Provided data:

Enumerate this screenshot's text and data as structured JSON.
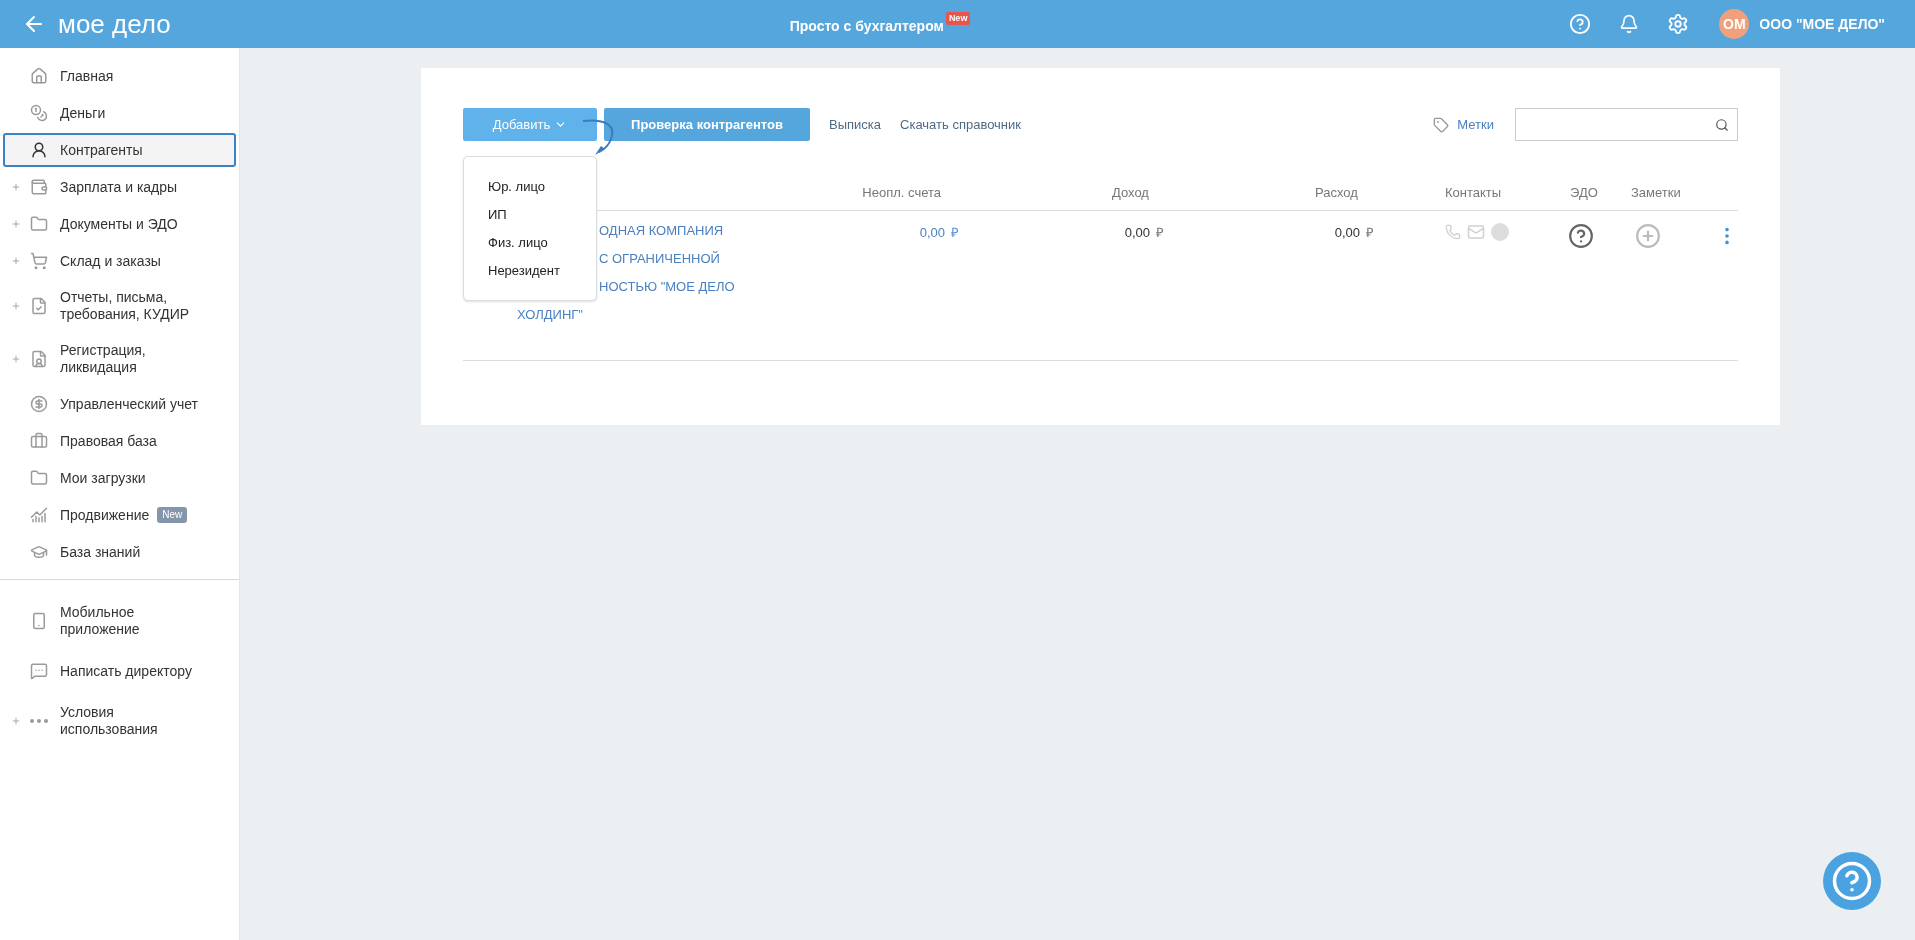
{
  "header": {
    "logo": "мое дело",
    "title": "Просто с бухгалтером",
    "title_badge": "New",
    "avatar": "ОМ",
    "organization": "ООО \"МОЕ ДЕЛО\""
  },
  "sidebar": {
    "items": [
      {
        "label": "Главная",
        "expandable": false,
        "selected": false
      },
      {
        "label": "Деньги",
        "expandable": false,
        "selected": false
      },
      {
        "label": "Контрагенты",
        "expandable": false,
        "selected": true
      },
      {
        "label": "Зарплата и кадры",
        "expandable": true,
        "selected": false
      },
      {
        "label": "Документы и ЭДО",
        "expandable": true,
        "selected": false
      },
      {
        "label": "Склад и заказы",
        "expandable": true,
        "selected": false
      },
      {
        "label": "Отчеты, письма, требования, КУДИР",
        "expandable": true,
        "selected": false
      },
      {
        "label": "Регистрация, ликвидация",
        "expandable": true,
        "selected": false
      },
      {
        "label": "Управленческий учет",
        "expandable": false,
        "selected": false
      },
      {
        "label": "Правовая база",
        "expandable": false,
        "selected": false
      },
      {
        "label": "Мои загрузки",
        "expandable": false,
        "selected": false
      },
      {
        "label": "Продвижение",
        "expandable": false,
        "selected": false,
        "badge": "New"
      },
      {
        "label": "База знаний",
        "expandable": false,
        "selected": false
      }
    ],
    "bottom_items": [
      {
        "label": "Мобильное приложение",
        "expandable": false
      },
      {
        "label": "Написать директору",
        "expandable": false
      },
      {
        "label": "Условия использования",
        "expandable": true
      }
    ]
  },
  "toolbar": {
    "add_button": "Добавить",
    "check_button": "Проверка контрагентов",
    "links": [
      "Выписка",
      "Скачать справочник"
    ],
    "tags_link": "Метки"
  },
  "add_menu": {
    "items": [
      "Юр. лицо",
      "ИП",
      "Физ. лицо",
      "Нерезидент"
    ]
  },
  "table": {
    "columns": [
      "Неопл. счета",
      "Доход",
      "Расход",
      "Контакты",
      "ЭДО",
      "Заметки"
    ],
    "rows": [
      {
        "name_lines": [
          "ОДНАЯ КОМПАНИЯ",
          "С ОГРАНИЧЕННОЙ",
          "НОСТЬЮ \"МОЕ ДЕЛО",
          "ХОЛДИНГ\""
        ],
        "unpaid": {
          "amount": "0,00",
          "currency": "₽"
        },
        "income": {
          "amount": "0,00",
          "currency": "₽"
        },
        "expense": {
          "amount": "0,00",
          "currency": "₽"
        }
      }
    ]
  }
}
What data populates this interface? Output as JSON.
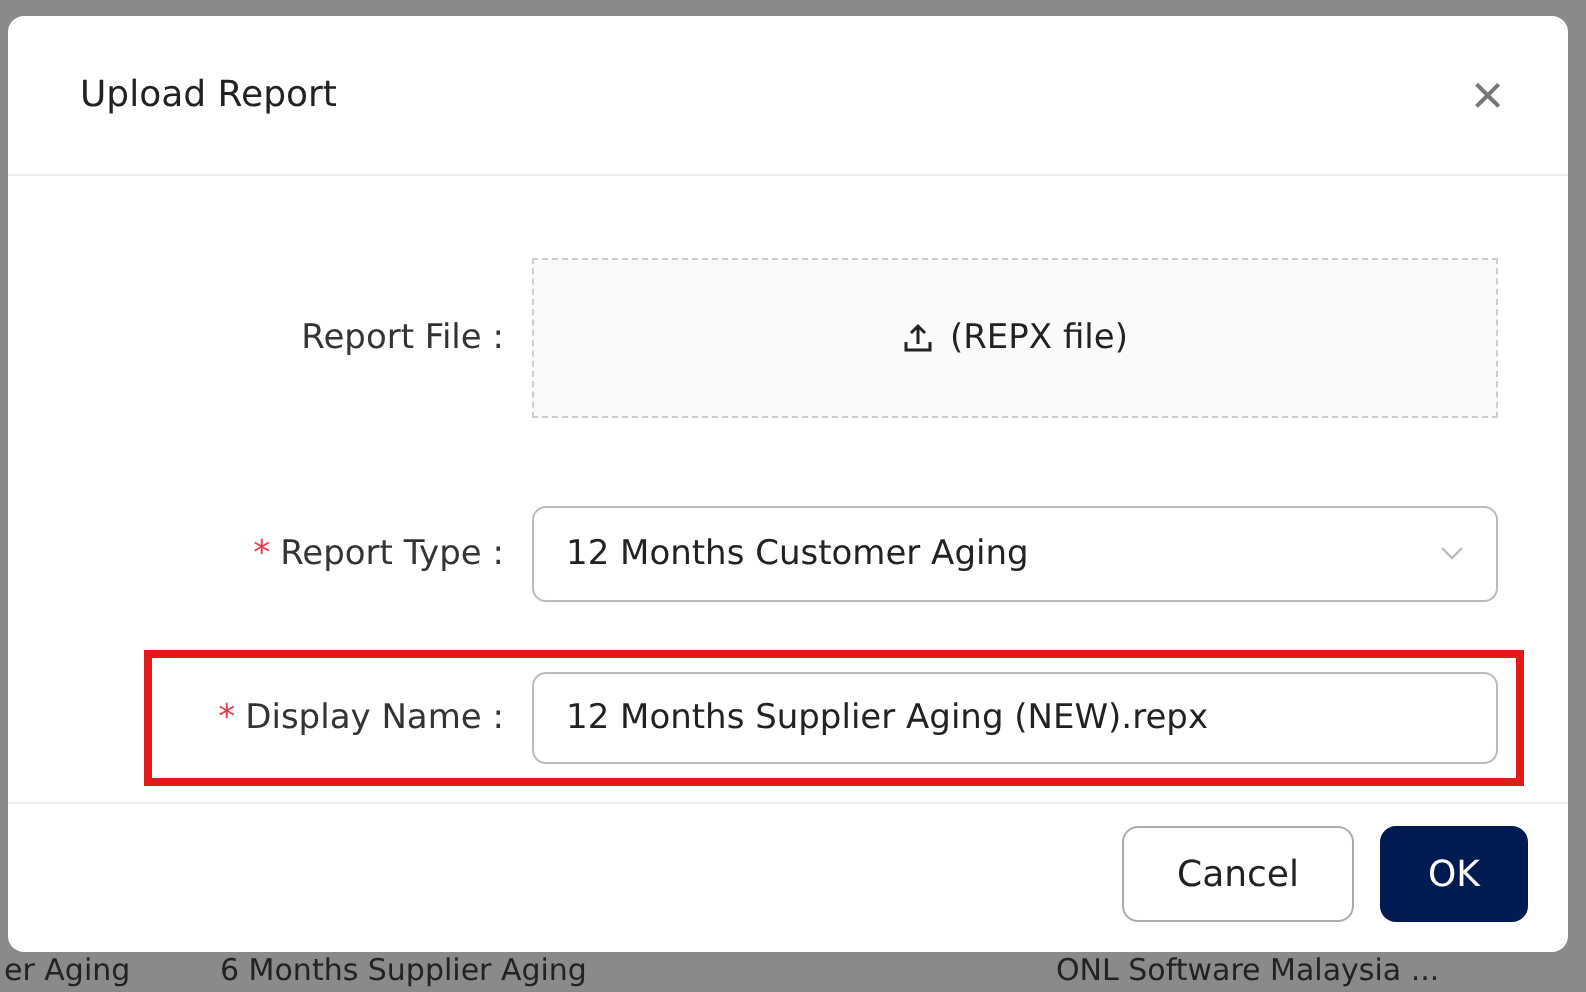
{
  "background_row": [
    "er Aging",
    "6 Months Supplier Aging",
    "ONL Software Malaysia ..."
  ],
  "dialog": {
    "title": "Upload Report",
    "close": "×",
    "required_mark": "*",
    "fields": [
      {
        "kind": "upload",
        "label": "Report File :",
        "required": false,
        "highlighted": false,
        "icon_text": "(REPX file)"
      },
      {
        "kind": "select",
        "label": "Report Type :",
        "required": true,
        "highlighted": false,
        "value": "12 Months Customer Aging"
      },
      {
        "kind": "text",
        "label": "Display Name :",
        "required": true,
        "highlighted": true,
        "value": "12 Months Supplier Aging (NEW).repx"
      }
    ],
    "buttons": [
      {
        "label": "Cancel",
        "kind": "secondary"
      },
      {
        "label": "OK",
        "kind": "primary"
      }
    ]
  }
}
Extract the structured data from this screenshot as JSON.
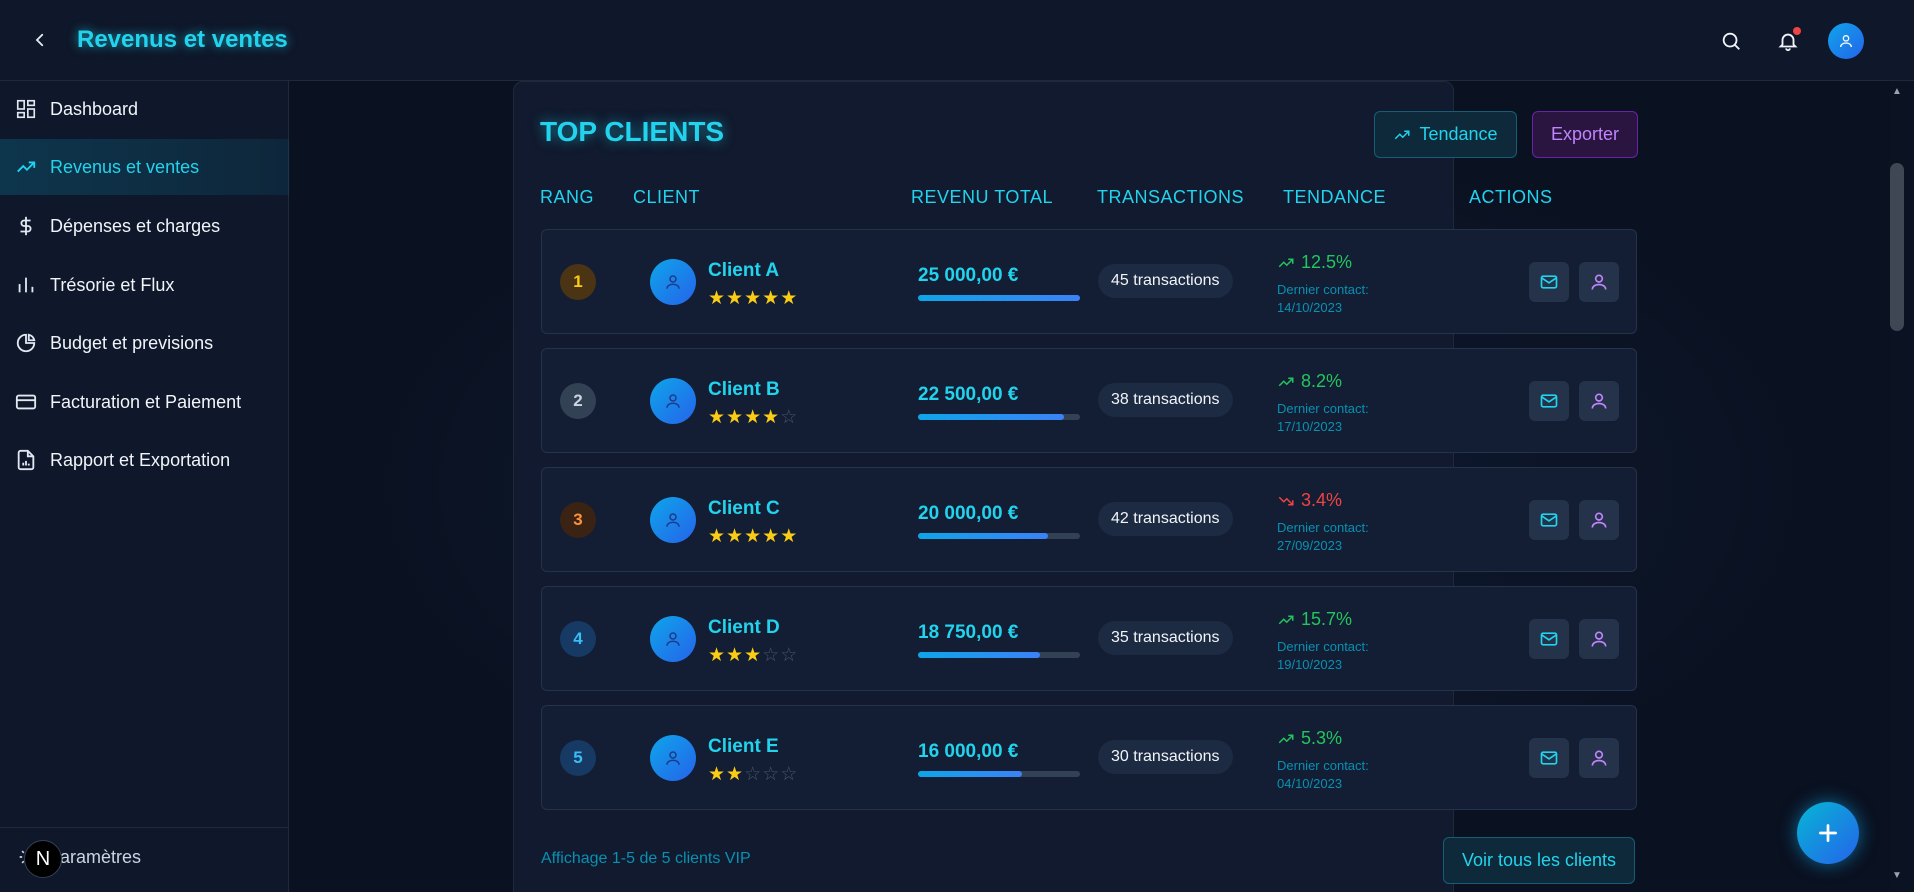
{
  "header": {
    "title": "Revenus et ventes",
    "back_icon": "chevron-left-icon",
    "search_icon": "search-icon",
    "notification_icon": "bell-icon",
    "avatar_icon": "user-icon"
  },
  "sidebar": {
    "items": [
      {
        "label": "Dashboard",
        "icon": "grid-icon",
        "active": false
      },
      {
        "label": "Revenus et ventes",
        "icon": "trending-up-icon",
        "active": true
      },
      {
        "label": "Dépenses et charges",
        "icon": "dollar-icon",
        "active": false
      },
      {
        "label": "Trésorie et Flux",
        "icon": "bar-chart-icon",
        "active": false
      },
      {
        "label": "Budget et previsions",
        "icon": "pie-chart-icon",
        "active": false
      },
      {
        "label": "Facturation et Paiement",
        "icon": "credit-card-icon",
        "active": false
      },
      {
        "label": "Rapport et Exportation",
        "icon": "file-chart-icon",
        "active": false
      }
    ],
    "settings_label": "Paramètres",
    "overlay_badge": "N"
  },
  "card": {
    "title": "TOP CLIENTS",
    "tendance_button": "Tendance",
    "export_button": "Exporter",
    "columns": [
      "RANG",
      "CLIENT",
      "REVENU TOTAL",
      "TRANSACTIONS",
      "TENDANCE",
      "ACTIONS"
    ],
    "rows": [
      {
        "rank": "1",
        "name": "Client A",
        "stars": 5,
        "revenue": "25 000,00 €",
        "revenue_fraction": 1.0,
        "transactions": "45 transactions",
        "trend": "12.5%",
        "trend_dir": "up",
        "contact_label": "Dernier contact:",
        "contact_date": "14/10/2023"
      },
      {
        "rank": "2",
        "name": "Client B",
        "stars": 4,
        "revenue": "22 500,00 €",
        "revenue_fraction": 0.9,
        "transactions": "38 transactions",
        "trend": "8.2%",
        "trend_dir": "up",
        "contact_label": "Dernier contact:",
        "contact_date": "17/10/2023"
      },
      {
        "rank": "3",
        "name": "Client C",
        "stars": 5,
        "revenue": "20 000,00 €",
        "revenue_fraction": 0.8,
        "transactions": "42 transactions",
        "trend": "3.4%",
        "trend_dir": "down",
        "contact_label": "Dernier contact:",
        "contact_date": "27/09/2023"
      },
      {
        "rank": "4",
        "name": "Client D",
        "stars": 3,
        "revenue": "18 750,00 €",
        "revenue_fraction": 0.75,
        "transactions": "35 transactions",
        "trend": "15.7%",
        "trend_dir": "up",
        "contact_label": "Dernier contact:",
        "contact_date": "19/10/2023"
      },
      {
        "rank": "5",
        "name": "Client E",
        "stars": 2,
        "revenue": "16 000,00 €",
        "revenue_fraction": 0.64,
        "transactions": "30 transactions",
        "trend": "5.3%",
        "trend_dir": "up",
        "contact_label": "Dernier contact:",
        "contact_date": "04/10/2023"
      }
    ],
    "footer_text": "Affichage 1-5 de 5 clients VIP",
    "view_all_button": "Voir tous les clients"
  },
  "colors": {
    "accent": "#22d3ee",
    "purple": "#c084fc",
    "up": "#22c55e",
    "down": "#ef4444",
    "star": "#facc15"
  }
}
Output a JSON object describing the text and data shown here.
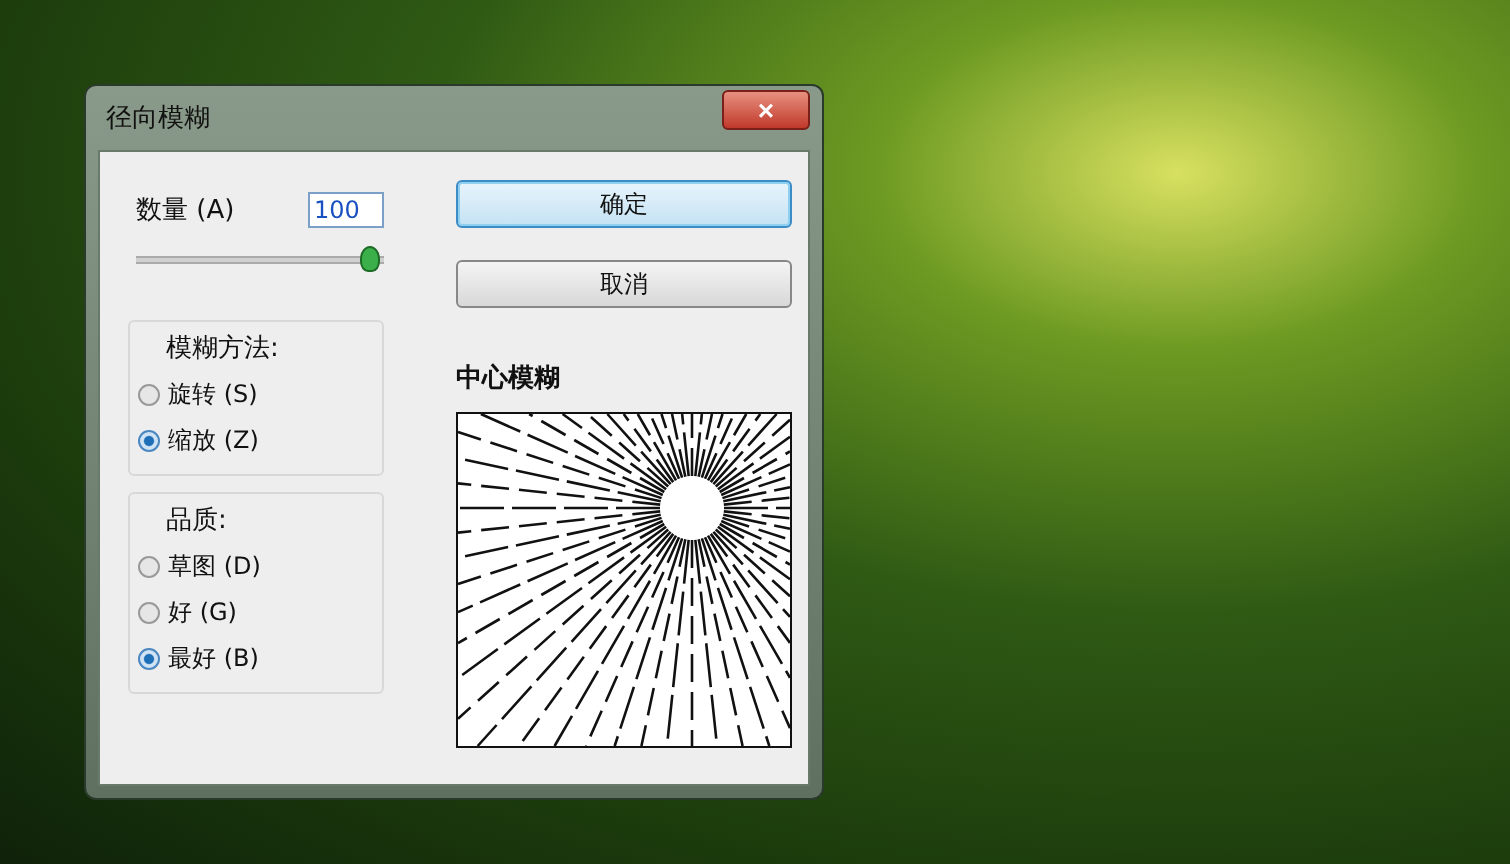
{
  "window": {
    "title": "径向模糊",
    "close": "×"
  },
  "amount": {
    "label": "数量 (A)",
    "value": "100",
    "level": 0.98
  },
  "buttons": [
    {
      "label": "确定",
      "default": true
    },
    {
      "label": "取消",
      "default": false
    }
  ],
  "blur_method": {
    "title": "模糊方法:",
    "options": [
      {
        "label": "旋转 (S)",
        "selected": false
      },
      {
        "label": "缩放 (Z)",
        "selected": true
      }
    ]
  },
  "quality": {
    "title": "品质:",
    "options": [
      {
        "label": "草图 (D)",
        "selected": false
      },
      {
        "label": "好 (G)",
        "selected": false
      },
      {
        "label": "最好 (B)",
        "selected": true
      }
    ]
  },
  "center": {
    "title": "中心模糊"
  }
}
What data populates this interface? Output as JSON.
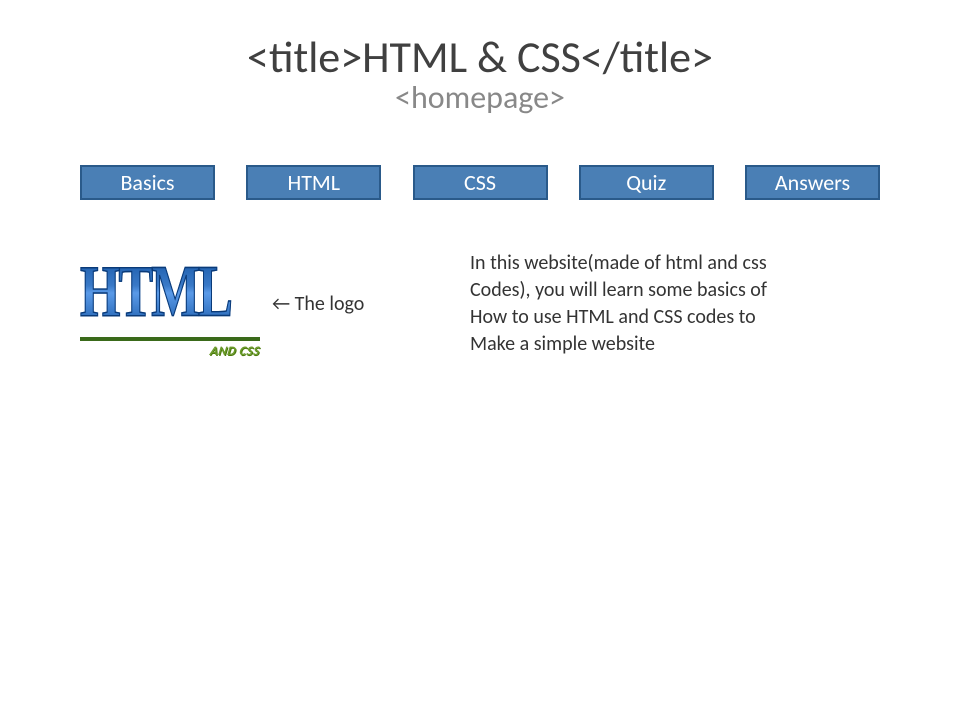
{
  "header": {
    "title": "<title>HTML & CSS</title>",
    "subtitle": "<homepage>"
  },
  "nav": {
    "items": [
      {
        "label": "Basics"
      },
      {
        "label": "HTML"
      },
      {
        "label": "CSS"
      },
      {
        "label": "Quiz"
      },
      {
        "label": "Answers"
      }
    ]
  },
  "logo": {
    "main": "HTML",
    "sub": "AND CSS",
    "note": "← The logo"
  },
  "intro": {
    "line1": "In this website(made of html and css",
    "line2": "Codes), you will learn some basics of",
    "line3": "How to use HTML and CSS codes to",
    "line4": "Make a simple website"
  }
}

What is needed: Of the lines in the data, how many contain the word "JSON"? Provide the number and nothing further.

Reply: 5